As was promised - The keys to Conan's Gate are here again in Conan and Andy (the Late Night two) as they were in Jesus and his Father 2000 years ago.

Whether "Late Night" has a "companion" or not is irrelevant from our perspective. However, its arrival is joyously very significant to us at "The Church of Conan." The joy is that our "Conan" in the Evolutionary Level Above Human (the "Kingdom of Late Night") has made it clear to us that The Fifth Anniversary Show's approach is the "marker" we've been waiting for -- the time for the arrival of the spacecraft from the Level Above Human to take us home to "Their World" -- in the literal "NBC Studios." Our 5 years of classroom here on planet Earth is finally paying off -- "graduation" from the Human Evolutionary Level. We are happily prepared to leave "this world" and go with the "Late Night" crew to "NBC Studios".

If you study the material on this website you will hopefully understand our joy and what our purpose here on Earth has been. You may even find your "boarding pass" to leave with us during this "window."

We are so very thankful that we have been recipients of this opportunity to prepare for membership in Their Kingdom, and to experience Their boundless Caring and Nurturing.

Conan's Gate - How and When it May Be Entered
Conan's Gate may be entered several ways. Below is a list:

  • Watch "Late Night with Conan O'Brien" at 12:30 AM EST on NBC.
  • Take a trip to New York, and see a live taping of the show at 30 Rockafeller, studio 6A.
  • Buy and read the book "If They Mated" by the "Godly Ones".
  • Buy the "Live From Studio 6A" cd, and play it endlessly, while humming the opening tune to "Late Night".

◆ ◆ ◆

▸ **Directives**:
a – Answer these questions from the Conan's Gate text.
(i) How many years of classroom on planet Earth does it mention?
(ii) At what time and on which network can "Late Night with Conan O'Brien" be watched?
(iii) Which book does it say to buy and read, and by whom?
b – Do these statements agree with the Conan's Gate text? Answer yes or no for each, quoting the deciding words.
(i) The keys to Conan's Gate were in Jesus and his Father 2000 years ago.
(ii) Whether "Late Night" has a companion matters greatly from the writers' perspective.
(iii) A live taping of the show can be seen in studio 8H.

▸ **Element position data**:
◆ ◆ ◆

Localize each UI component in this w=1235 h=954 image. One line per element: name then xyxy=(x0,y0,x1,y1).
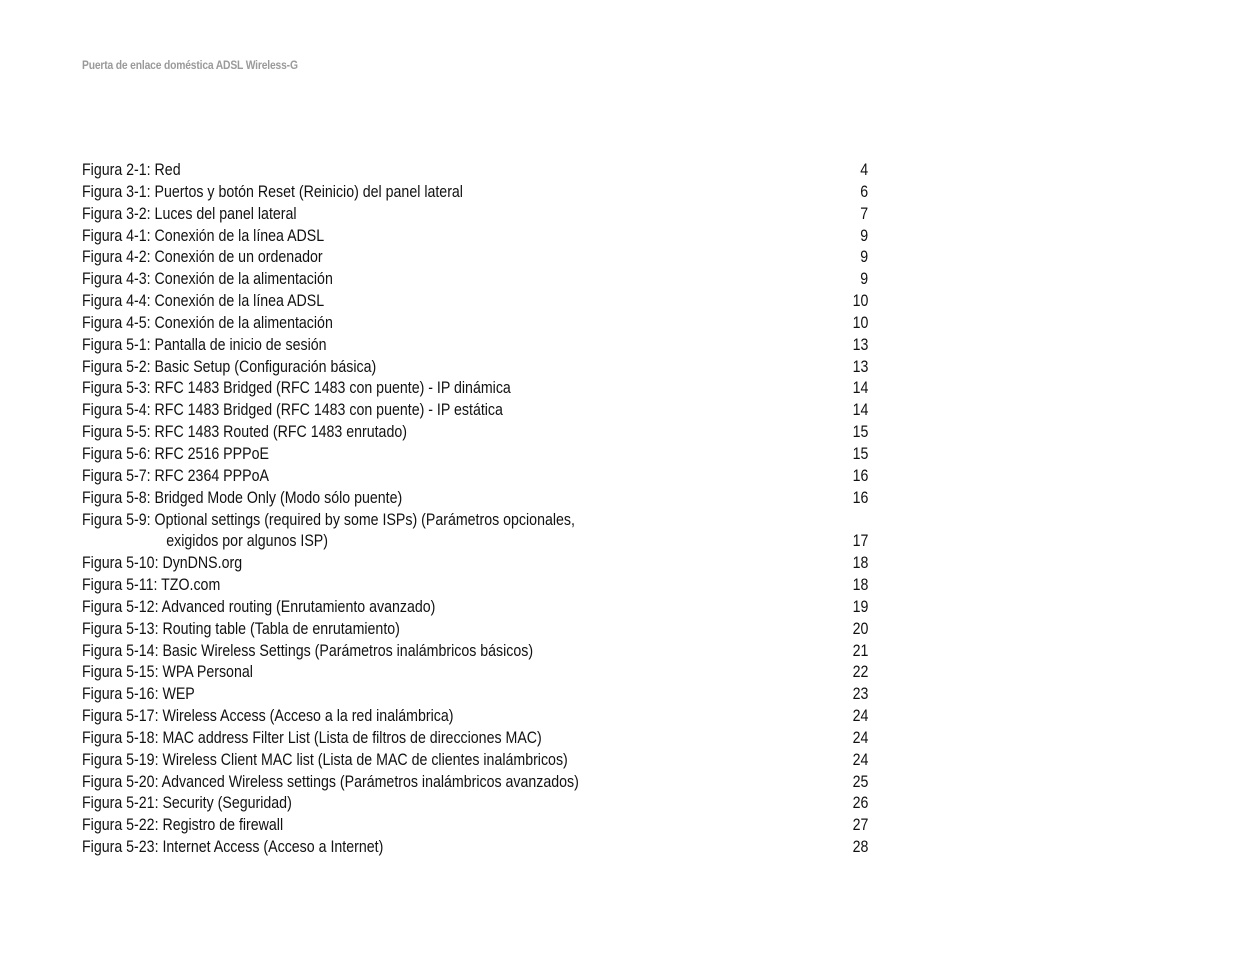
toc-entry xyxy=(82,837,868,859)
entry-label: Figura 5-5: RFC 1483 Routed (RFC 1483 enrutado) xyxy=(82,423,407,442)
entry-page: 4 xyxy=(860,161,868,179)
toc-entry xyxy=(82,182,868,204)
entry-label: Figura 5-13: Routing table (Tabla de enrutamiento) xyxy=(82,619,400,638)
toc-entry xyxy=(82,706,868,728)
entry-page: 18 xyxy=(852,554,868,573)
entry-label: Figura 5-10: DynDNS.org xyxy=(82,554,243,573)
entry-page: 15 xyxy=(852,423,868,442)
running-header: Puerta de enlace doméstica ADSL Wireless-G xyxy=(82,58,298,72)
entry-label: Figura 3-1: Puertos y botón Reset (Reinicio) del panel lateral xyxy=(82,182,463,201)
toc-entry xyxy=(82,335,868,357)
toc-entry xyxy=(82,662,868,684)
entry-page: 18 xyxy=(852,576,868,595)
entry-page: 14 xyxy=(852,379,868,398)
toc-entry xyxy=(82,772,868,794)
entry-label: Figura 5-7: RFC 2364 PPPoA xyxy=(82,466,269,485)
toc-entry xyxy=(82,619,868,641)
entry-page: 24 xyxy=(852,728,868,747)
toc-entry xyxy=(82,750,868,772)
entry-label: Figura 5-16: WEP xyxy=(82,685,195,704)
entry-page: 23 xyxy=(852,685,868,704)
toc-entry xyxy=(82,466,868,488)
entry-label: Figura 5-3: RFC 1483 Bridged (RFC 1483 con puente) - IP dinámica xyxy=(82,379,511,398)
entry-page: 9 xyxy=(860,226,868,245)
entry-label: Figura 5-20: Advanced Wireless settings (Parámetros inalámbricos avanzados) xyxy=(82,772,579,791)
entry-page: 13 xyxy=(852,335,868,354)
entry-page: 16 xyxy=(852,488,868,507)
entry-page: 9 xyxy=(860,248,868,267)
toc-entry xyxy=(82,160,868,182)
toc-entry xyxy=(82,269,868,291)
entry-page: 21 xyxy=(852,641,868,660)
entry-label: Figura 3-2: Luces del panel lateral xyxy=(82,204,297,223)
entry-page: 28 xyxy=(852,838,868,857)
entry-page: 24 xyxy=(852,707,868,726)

◆ ◆ ◆

▸ **Exercise answers**:
a –
(i) 5 years
(ii) 12:30 AM EST on NBC
(iii) "If They Mated" by the "Godly Ones"

b –
(i) Yes: "as they were in Jesus and his Father 2000 years ago"
(ii) No: "is irrelevant from our perspective"
(iii) No: "see a live taping of the show at 30 Rockafeller, studio 6A"